Without altering anything, repeat each of the records.

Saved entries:

########

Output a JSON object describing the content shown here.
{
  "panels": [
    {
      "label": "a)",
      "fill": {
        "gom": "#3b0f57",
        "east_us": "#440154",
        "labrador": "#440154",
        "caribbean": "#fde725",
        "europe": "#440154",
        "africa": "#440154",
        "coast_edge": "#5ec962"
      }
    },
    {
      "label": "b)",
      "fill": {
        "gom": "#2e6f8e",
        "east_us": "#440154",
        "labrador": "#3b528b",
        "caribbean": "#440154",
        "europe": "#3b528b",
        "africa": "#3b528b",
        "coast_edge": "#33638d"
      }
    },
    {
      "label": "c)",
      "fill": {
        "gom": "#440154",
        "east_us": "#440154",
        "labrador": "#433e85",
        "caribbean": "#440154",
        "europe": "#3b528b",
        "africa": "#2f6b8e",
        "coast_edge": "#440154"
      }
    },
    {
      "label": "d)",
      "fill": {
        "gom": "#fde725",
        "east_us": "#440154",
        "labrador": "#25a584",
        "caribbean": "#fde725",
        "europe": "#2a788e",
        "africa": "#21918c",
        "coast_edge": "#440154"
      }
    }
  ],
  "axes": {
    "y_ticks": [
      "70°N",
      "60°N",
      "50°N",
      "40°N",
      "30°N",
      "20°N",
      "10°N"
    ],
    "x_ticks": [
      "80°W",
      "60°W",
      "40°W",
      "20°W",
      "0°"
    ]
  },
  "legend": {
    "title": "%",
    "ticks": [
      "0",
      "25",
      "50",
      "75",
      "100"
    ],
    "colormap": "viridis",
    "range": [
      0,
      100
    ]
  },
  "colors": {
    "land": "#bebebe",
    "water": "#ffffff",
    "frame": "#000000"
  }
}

########

• [Answer below]
Output a JSON object describing the content shown here.
{
  "panels": [
    {
      "label": "a)",
      "fill": {
        "gom": "#3b0f57",
        "east_us": "#440154",
        "labrador": "#440154",
        "caribbean": "#fde725",
        "europe": "#440154",
        "africa": "#440154",
        "coast_edge": "#5ec962"
      }
    },
    {
      "label": "b)",
      "fill": {
        "gom": "#2e6f8e",
        "east_us": "#440154",
        "labrador": "#3b528b",
        "caribbean": "#440154",
        "europe": "#3b528b",
        "africa": "#3b528b",
        "coast_edge": "#33638d"
      }
    },
    {
      "label": "c)",
      "fill": {
        "gom": "#440154",
        "east_us": "#440154",
        "labrador": "#433e85",
        "caribbean": "#440154",
        "europe": "#3b528b",
        "africa": "#2f6b8e",
        "coast_edge": "#440154"
      }
    },
    {
      "label": "d)",
      "fill": {
        "gom": "#fde725",
        "east_us": "#440154",
        "labrador": "#25a584",
        "caribbean": "#fde725",
        "europe": "#2a788e",
        "africa": "#21918c",
        "coast_edge": "#440154"
      }
    }
  ],
  "axes": {
    "y_ticks": [
      "70°N",
      "60°N",
      "50°N",
      "40°N",
      "30°N",
      "20°N",
      "10°N"
    ],
    "x_ticks": [
      "80°W",
      "60°W",
      "40°W",
      "20°W",
      "0°"
    ]
  },
  "legend": {
    "title": "%",
    "ticks": [
      "0",
      "25",
      "50",
      "75",
      "100"
    ],
    "colormap": "viridis",
    "range": [
      0,
      100
    ]
  },
  "colors": {
    "land": "#bebebe",
    "water": "#ffffff",
    "frame": "#000000"
  }
}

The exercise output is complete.